Pictures aside, repeat every entry exactly.

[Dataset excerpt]
━━━━

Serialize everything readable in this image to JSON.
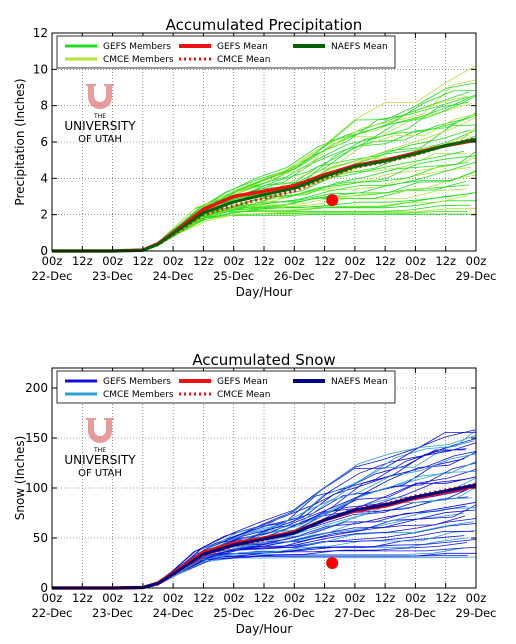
{
  "logo": {
    "line1": "THE",
    "line2": "UNIVERSITY",
    "line3": "OF UTAH"
  },
  "colors": {
    "gefs_members_precip": "#22dd22",
    "cmce_members_precip": "#b5e33a",
    "naefs_mean_precip": "#006400",
    "gefs_members_snow": "#1010dd",
    "cmce_members_snow": "#2a9fd8",
    "naefs_mean_snow": "#000080",
    "gefs_mean": "#ee1111",
    "cmce_mean": "#ee1111",
    "observed_marker": "#ff0000",
    "logo": "#e07a7a"
  },
  "chart_data": [
    {
      "type": "line",
      "title": "Accumulated Precipitation",
      "xlabel": "Day/Hour",
      "ylabel": "Precipitation (Inches)",
      "ylim": [
        0,
        12
      ],
      "xlim_hours": [
        0,
        168
      ],
      "yticks": [
        0,
        2,
        4,
        6,
        8,
        10,
        12
      ],
      "xticks_hours": [
        0,
        12,
        24,
        36,
        48,
        60,
        72,
        84,
        96,
        108,
        120,
        132,
        144,
        156,
        168
      ],
      "xtick_labels": [
        "00z",
        "12z",
        "00z",
        "12z",
        "00z",
        "12z",
        "00z",
        "12z",
        "00z",
        "12z",
        "00z",
        "12z",
        "00z",
        "12z",
        "00z"
      ],
      "date_labels": [
        "22-Dec",
        "23-Dec",
        "24-Dec",
        "25-Dec",
        "26-Dec",
        "27-Dec",
        "28-Dec",
        "29-Dec"
      ],
      "grid": true,
      "legend_position": "top",
      "legend": [
        {
          "name": "GEFS Members",
          "key": "gefs_members"
        },
        {
          "name": "CMCE Members",
          "key": "cmce_members"
        },
        {
          "name": "GEFS Mean",
          "key": "gefs_mean"
        },
        {
          "name": "CMCE Mean",
          "key": "cmce_mean"
        },
        {
          "name": "NAEFS Mean",
          "key": "naefs_mean"
        }
      ],
      "x_hours": [
        0,
        24,
        36,
        42,
        48,
        60,
        72,
        84,
        96,
        108,
        120,
        132,
        144,
        156,
        168
      ],
      "series": [
        {
          "name": "GEFS Mean",
          "values": [
            0,
            0,
            0.05,
            0.4,
            1.0,
            2.3,
            3.0,
            3.3,
            3.6,
            4.2,
            4.7,
            5.0,
            5.4,
            5.8,
            6.1
          ]
        },
        {
          "name": "CMCE Mean",
          "values": [
            0,
            0,
            0.05,
            0.35,
            0.9,
            2.0,
            2.5,
            2.9,
            3.3,
            4.0,
            4.6,
            4.9,
            5.3,
            5.8,
            6.2
          ]
        },
        {
          "name": "NAEFS Mean",
          "values": [
            0,
            0,
            0.05,
            0.37,
            0.95,
            2.1,
            2.7,
            3.1,
            3.45,
            4.1,
            4.65,
            4.95,
            5.35,
            5.8,
            6.15
          ]
        }
      ],
      "member_envelope": {
        "min_final": 1.9,
        "max_final": 9.7
      },
      "observed": {
        "hour": 111,
        "value": 2.8
      }
    },
    {
      "type": "line",
      "title": "Accumulated Snow",
      "xlabel": "Day/Hour",
      "ylabel": "Snow (Inches)",
      "ylim": [
        0,
        220
      ],
      "xlim_hours": [
        0,
        168
      ],
      "yticks": [
        0,
        50,
        100,
        150,
        200
      ],
      "xticks_hours": [
        0,
        12,
        24,
        36,
        48,
        60,
        72,
        84,
        96,
        108,
        120,
        132,
        144,
        156,
        168
      ],
      "xtick_labels": [
        "00z",
        "12z",
        "00z",
        "12z",
        "00z",
        "12z",
        "00z",
        "12z",
        "00z",
        "12z",
        "00z",
        "12z",
        "00z",
        "12z",
        "00z"
      ],
      "date_labels": [
        "22-Dec",
        "23-Dec",
        "24-Dec",
        "25-Dec",
        "26-Dec",
        "27-Dec",
        "28-Dec",
        "29-Dec"
      ],
      "grid": true,
      "legend_position": "top",
      "legend": [
        {
          "name": "GEFS Members",
          "key": "gefs_members"
        },
        {
          "name": "CMCE Members",
          "key": "cmce_members"
        },
        {
          "name": "GEFS Mean",
          "key": "gefs_mean"
        },
        {
          "name": "CMCE Mean",
          "key": "cmce_mean"
        },
        {
          "name": "NAEFS Mean",
          "key": "naefs_mean"
        }
      ],
      "x_hours": [
        0,
        24,
        36,
        42,
        48,
        60,
        72,
        84,
        96,
        108,
        120,
        132,
        144,
        156,
        168
      ],
      "series": [
        {
          "name": "GEFS Mean",
          "values": [
            0,
            0,
            0.5,
            5,
            15,
            36,
            45,
            50,
            56,
            68,
            77,
            82,
            90,
            96,
            102
          ]
        },
        {
          "name": "CMCE Mean",
          "values": [
            0,
            0,
            0.5,
            4,
            13,
            32,
            42,
            48,
            55,
            68,
            79,
            84,
            92,
            98,
            104
          ]
        },
        {
          "name": "NAEFS Mean",
          "values": [
            0,
            0,
            0.5,
            4.5,
            14,
            34,
            43,
            49,
            55,
            68,
            78,
            83,
            91,
            97,
            103
          ]
        }
      ],
      "member_envelope": {
        "min_final": 30,
        "max_final": 162
      },
      "observed": {
        "hour": 111,
        "value": 25
      }
    }
  ]
}
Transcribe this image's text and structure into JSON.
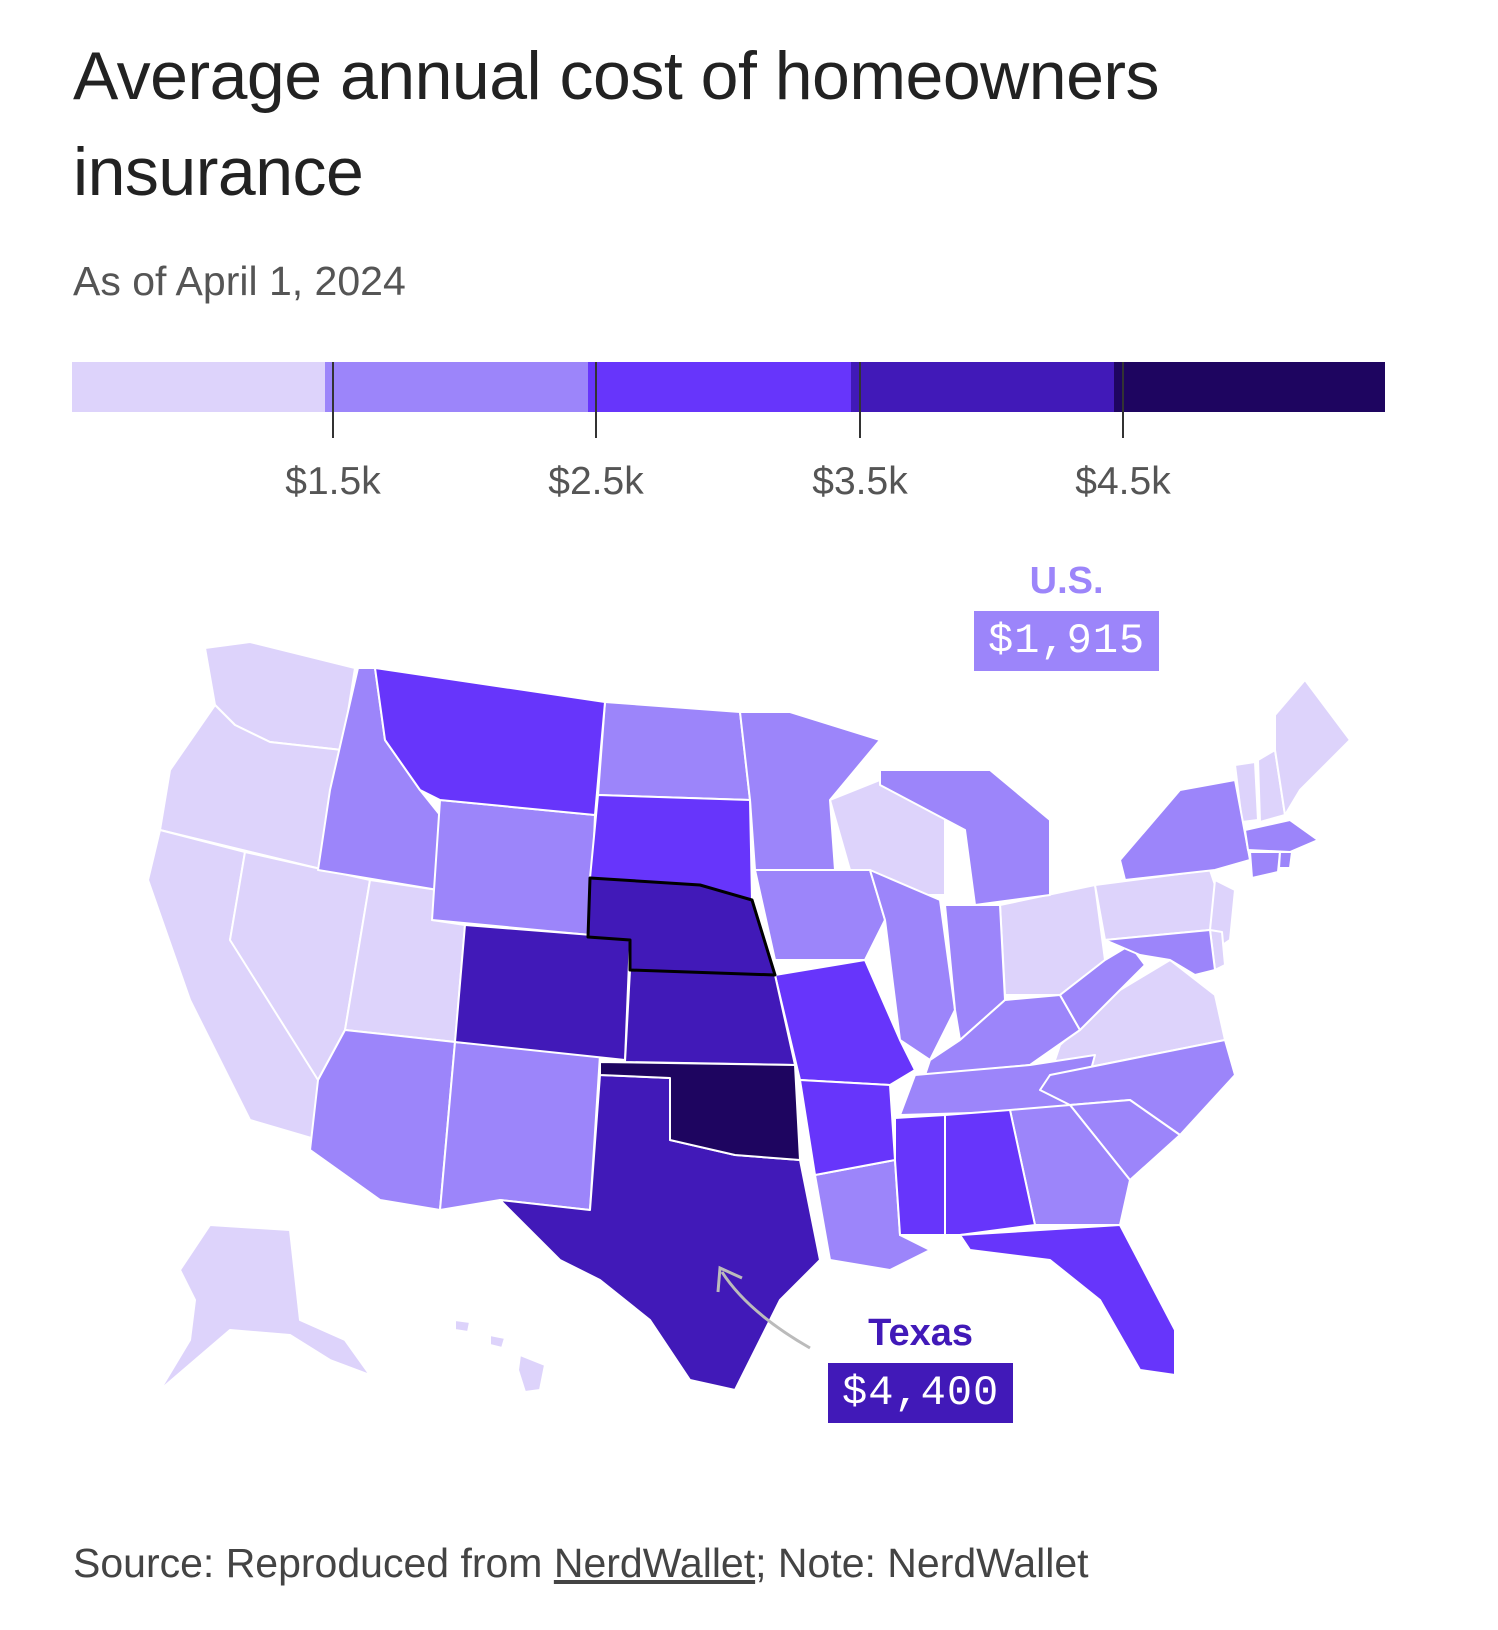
{
  "title": "Average annual cost of homeowners insurance",
  "subtitle": "As of April 1, 2024",
  "legend": {
    "bins": [
      {
        "color": "#ddd3fb"
      },
      {
        "color": "#9c85fa"
      },
      {
        "color": "#6735fb"
      },
      {
        "color": "#4119b8"
      },
      {
        "color": "#1e0560"
      }
    ],
    "tick_labels": [
      "$1.5k",
      "$2.5k",
      "$3.5k",
      "$4.5k"
    ]
  },
  "callouts": {
    "us": {
      "label": "U.S.",
      "value": "$1,915",
      "color": "#9c85fa"
    },
    "texas": {
      "label": "Texas",
      "value": "$4,400",
      "color": "#4119b8"
    }
  },
  "source": {
    "prefix": "Source: Reproduced from ",
    "link": "NerdWallet",
    "suffix": "; Note: NerdWallet"
  },
  "chart_data": {
    "type": "choropleth",
    "unit": "USD per year",
    "bins": [
      "< $1.5k",
      "$1.5k–$2.5k",
      "$2.5k–$3.5k",
      "$3.5k–$4.5k",
      "> $4.5k"
    ],
    "states": {
      "WA": 0,
      "OR": 0,
      "CA": 0,
      "NV": 0,
      "UT": 0,
      "AK": 0,
      "HI": 0,
      "WI": 0,
      "OH": 0,
      "PA": 0,
      "VA": 0,
      "NJ": 0,
      "VT": 0,
      "NH": 0,
      "ME": 0,
      "DE": 0,
      "ID": 1,
      "WY": 1,
      "ND": 1,
      "MN": 1,
      "IA": 1,
      "AZ": 1,
      "NM": 1,
      "IL": 1,
      "IN": 1,
      "MI": 1,
      "KY": 1,
      "TN": 1,
      "WV": 1,
      "NC": 1,
      "SC": 1,
      "GA": 1,
      "LA": 1,
      "NY": 1,
      "MA": 1,
      "CT": 1,
      "RI": 1,
      "MD": 1,
      "MT": 2,
      "SD": 2,
      "MO": 2,
      "AR": 2,
      "MS": 2,
      "AL": 2,
      "FL": 2,
      "CO": 3,
      "NE": 3,
      "KS": 3,
      "TX": 3,
      "OK": 4
    },
    "us_average": 1915,
    "texas": 4400
  }
}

━━━━

- SOLUTION TO THE EXERCISE
Serialize everything readable in this image to JSON.
{
  "logo": {
    "line1": "THE",
    "line2": "UNIVERSITY",
    "line3": "OF UTAH"
  },
  "colors": {
    "gefs_members_precip": "#22dd22",
    "cmce_members_precip": "#b5e33a",
    "naefs_mean_precip": "#006400",
    "gefs_members_snow": "#1010dd",
    "cmce_members_snow": "#2a9fd8",
    "naefs_mean_snow": "#000080",
    "gefs_mean": "#ee1111",
    "cmce_mean": "#ee1111",
    "observed_marker": "#ff0000",
    "logo": "#e07a7a"
  },
  "chart_data": [
    {
      "type": "line",
      "title": "Accumulated Precipitation",
      "xlabel": "Day/Hour",
      "ylabel": "Precipitation (Inches)",
      "ylim": [
        0,
        12
      ],
      "xlim_hours": [
        0,
        168
      ],
      "yticks": [
        0,
        2,
        4,
        6,
        8,
        10,
        12
      ],
      "xticks_hours": [
        0,
        12,
        24,
        36,
        48,
        60,
        72,
        84,
        96,
        108,
        120,
        132,
        144,
        156,
        168
      ],
      "xtick_labels": [
        "00z",
        "12z",
        "00z",
        "12z",
        "00z",
        "12z",
        "00z",
        "12z",
        "00z",
        "12z",
        "00z",
        "12z",
        "00z",
        "12z",
        "00z"
      ],
      "date_labels": [
        "22-Dec",
        "23-Dec",
        "24-Dec",
        "25-Dec",
        "26-Dec",
        "27-Dec",
        "28-Dec",
        "29-Dec"
      ],
      "grid": true,
      "legend_position": "top",
      "legend": [
        {
          "name": "GEFS Members",
          "key": "gefs_members"
        },
        {
          "name": "CMCE Members",
          "key": "cmce_members"
        },
        {
          "name": "GEFS Mean",
          "key": "gefs_mean"
        },
        {
          "name": "CMCE Mean",
          "key": "cmce_mean"
        },
        {
          "name": "NAEFS Mean",
          "key": "naefs_mean"
        }
      ],
      "x_hours": [
        0,
        24,
        36,
        42,
        48,
        60,
        72,
        84,
        96,
        108,
        120,
        132,
        144,
        156,
        168
      ],
      "series": [
        {
          "name": "GEFS Mean",
          "values": [
            0,
            0,
            0.05,
            0.4,
            1.0,
            2.3,
            3.0,
            3.3,
            3.6,
            4.2,
            4.7,
            5.0,
            5.4,
            5.8,
            6.1
          ]
        },
        {
          "name": "CMCE Mean",
          "values": [
            0,
            0,
            0.05,
            0.35,
            0.9,
            2.0,
            2.5,
            2.9,
            3.3,
            4.0,
            4.6,
            4.9,
            5.3,
            5.8,
            6.2
          ]
        },
        {
          "name": "NAEFS Mean",
          "values": [
            0,
            0,
            0.05,
            0.37,
            0.95,
            2.1,
            2.7,
            3.1,
            3.45,
            4.1,
            4.65,
            4.95,
            5.35,
            5.8,
            6.15
          ]
        }
      ],
      "member_envelope": {
        "min_final": 1.9,
        "max_final": 9.7
      },
      "observed": {
        "hour": 111,
        "value": 2.8
      }
    },
    {
      "type": "line",
      "title": "Accumulated Snow",
      "xlabel": "Day/Hour",
      "ylabel": "Snow (Inches)",
      "ylim": [
        0,
        220
      ],
      "xlim_hours": [
        0,
        168
      ],
      "yticks": [
        0,
        50,
        100,
        150,
        200
      ],
      "xticks_hours": [
        0,
        12,
        24,
        36,
        48,
        60,
        72,
        84,
        96,
        108,
        120,
        132,
        144,
        156,
        168
      ],
      "xtick_labels": [
        "00z",
        "12z",
        "00z",
        "12z",
        "00z",
        "12z",
        "00z",
        "12z",
        "00z",
        "12z",
        "00z",
        "12z",
        "00z",
        "12z",
        "00z"
      ],
      "date_labels": [
        "22-Dec",
        "23-Dec",
        "24-Dec",
        "25-Dec",
        "26-Dec",
        "27-Dec",
        "28-Dec",
        "29-Dec"
      ],
      "grid": true,
      "legend_position": "top",
      "legend": [
        {
          "name": "GEFS Members",
          "key": "gefs_members"
        },
        {
          "name": "CMCE Members",
          "key": "cmce_members"
        },
        {
          "name": "GEFS Mean",
          "key": "gefs_mean"
        },
        {
          "name": "CMCE Mean",
          "key": "cmce_mean"
        },
        {
          "name": "NAEFS Mean",
          "key": "naefs_mean"
        }
      ],
      "x_hours": [
        0,
        24,
        36,
        42,
        48,
        60,
        72,
        84,
        96,
        108,
        120,
        132,
        144,
        156,
        168
      ],
      "series": [
        {
          "name": "GEFS Mean",
          "values": [
            0,
            0,
            0.5,
            5,
            15,
            36,
            45,
            50,
            56,
            68,
            77,
            82,
            90,
            96,
            102
          ]
        },
        {
          "name": "CMCE Mean",
          "values": [
            0,
            0,
            0.5,
            4,
            13,
            32,
            42,
            48,
            55,
            68,
            79,
            84,
            92,
            98,
            104
          ]
        },
        {
          "name": "NAEFS Mean",
          "values": [
            0,
            0,
            0.5,
            4.5,
            14,
            34,
            43,
            49,
            55,
            68,
            78,
            83,
            91,
            97,
            103
          ]
        }
      ],
      "member_envelope": {
        "min_final": 30,
        "max_final": 162
      },
      "observed": {
        "hour": 111,
        "value": 25
      }
    }
  ]
}
Transcribe this image's text and structure into JSON.
{
  "title": "Average annual cost of homeowners insurance",
  "subtitle": "As of April 1, 2024",
  "legend": {
    "bins": [
      {
        "color": "#ddd3fb"
      },
      {
        "color": "#9c85fa"
      },
      {
        "color": "#6735fb"
      },
      {
        "color": "#4119b8"
      },
      {
        "color": "#1e0560"
      }
    ],
    "tick_labels": [
      "$1.5k",
      "$2.5k",
      "$3.5k",
      "$4.5k"
    ]
  },
  "callouts": {
    "us": {
      "label": "U.S.",
      "value": "$1,915",
      "color": "#9c85fa"
    },
    "texas": {
      "label": "Texas",
      "value": "$4,400",
      "color": "#4119b8"
    }
  },
  "source": {
    "prefix": "Source: Reproduced from ",
    "link": "NerdWallet",
    "suffix": "; Note: NerdWallet"
  },
  "chart_data": {
    "type": "choropleth",
    "unit": "USD per year",
    "bins": [
      "< $1.5k",
      "$1.5k–$2.5k",
      "$2.5k–$3.5k",
      "$3.5k–$4.5k",
      "> $4.5k"
    ],
    "states": {
      "WA": 0,
      "OR": 0,
      "CA": 0,
      "NV": 0,
      "UT": 0,
      "AK": 0,
      "HI": 0,
      "WI": 0,
      "OH": 0,
      "PA": 0,
      "VA": 0,
      "NJ": 0,
      "VT": 0,
      "NH": 0,
      "ME": 0,
      "DE": 0,
      "ID": 1,
      "WY": 1,
      "ND": 1,
      "MN": 1,
      "IA": 1,
      "AZ": 1,
      "NM": 1,
      "IL": 1,
      "IN": 1,
      "MI": 1,
      "KY": 1,
      "TN": 1,
      "WV": 1,
      "NC": 1,
      "SC": 1,
      "GA": 1,
      "LA": 1,
      "NY": 1,
      "MA": 1,
      "CT": 1,
      "RI": 1,
      "MD": 1,
      "MT": 2,
      "SD": 2,
      "MO": 2,
      "AR": 2,
      "MS": 2,
      "AL": 2,
      "FL": 2,
      "CO": 3,
      "NE": 3,
      "KS": 3,
      "TX": 3,
      "OK": 4
    },
    "us_average": 1915,
    "texas": 4400
  }
}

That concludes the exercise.